## Begin Dataset records

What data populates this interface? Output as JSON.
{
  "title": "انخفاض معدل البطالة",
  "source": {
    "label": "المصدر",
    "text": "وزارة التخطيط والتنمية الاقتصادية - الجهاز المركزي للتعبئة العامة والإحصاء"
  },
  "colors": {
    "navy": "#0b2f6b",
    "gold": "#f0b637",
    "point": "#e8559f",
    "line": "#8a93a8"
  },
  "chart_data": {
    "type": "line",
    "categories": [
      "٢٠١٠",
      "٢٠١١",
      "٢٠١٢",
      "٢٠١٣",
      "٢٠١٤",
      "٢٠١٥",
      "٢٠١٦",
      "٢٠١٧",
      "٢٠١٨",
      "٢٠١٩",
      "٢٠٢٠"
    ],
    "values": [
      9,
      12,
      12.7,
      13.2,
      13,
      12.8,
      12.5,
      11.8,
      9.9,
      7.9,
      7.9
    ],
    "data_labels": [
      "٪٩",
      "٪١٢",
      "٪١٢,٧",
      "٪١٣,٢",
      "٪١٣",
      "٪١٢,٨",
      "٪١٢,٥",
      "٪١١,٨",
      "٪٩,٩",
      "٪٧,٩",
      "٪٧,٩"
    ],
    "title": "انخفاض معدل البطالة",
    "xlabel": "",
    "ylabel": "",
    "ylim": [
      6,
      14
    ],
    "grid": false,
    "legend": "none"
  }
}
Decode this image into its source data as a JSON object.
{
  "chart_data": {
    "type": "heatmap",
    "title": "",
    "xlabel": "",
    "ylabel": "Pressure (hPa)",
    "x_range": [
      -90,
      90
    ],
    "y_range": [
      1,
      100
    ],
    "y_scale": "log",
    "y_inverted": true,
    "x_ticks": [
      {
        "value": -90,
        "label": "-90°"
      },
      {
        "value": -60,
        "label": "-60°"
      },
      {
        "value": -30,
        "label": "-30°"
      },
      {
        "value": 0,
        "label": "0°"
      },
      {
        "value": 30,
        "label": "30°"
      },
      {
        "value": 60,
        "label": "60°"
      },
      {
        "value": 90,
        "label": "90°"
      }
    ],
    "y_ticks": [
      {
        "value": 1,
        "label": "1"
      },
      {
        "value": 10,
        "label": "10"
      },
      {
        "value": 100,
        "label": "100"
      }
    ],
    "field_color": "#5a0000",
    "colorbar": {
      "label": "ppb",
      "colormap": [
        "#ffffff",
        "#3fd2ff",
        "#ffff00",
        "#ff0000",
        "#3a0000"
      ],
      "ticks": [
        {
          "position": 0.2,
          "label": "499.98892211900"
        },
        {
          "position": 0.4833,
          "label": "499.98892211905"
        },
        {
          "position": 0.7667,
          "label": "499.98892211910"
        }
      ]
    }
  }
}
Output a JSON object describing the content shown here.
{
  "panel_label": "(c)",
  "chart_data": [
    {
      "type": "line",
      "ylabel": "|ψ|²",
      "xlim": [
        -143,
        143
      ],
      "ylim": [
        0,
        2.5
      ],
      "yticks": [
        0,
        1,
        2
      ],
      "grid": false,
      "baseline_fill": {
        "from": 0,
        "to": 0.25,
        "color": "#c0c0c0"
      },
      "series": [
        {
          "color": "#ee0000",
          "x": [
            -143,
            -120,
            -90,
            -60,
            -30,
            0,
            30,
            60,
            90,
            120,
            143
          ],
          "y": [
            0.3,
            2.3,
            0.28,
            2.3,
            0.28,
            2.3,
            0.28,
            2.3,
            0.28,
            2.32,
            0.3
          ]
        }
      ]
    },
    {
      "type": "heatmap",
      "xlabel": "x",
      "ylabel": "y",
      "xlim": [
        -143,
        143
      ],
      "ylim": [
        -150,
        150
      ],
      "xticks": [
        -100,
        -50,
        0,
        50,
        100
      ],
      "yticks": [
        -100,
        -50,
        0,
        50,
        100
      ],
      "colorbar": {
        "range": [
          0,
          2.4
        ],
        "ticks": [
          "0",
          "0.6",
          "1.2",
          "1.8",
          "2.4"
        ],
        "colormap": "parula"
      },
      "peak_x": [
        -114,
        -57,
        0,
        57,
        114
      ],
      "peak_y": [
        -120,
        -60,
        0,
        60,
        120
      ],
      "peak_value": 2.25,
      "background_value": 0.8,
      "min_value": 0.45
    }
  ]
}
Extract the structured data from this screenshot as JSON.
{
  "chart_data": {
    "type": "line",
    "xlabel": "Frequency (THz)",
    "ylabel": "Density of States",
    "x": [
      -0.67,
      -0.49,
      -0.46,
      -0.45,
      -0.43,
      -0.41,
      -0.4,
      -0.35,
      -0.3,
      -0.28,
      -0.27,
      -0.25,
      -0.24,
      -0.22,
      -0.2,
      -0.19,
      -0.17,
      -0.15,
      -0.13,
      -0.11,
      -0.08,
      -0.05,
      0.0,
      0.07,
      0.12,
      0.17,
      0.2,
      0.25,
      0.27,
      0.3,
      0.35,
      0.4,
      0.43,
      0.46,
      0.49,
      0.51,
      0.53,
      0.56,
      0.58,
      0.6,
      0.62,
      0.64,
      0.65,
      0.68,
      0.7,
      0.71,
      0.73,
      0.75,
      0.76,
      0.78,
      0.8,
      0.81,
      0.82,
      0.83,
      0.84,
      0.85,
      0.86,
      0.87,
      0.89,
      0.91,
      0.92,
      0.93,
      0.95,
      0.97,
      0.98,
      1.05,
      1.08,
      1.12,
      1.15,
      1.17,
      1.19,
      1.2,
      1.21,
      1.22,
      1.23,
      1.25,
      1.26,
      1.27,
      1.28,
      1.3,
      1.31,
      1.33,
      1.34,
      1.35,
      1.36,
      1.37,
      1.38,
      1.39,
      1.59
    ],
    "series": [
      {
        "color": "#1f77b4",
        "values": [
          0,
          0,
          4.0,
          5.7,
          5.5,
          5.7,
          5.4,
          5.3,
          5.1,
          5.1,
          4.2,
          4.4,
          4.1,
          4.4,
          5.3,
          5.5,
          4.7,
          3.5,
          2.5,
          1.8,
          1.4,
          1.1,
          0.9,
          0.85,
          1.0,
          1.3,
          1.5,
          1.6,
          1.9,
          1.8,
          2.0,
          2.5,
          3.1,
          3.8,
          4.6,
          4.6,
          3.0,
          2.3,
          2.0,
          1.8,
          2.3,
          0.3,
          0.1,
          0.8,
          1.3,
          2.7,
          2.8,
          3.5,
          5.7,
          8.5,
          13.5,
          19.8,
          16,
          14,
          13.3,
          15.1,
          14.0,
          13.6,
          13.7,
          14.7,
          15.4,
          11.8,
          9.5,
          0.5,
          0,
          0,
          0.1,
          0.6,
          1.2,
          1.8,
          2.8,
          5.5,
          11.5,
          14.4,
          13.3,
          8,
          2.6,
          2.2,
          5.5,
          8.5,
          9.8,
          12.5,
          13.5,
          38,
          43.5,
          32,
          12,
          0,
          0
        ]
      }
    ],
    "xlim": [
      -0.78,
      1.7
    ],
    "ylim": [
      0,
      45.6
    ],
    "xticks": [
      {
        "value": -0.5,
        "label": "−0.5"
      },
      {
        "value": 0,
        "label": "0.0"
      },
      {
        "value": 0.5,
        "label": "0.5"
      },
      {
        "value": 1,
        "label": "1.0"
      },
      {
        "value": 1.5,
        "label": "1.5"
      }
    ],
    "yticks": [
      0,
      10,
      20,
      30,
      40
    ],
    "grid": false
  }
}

## End Dataset records

### Aim of the task:
Your answer should be a single number: how many lines in the data above include "this"?

### Exercise solution:
3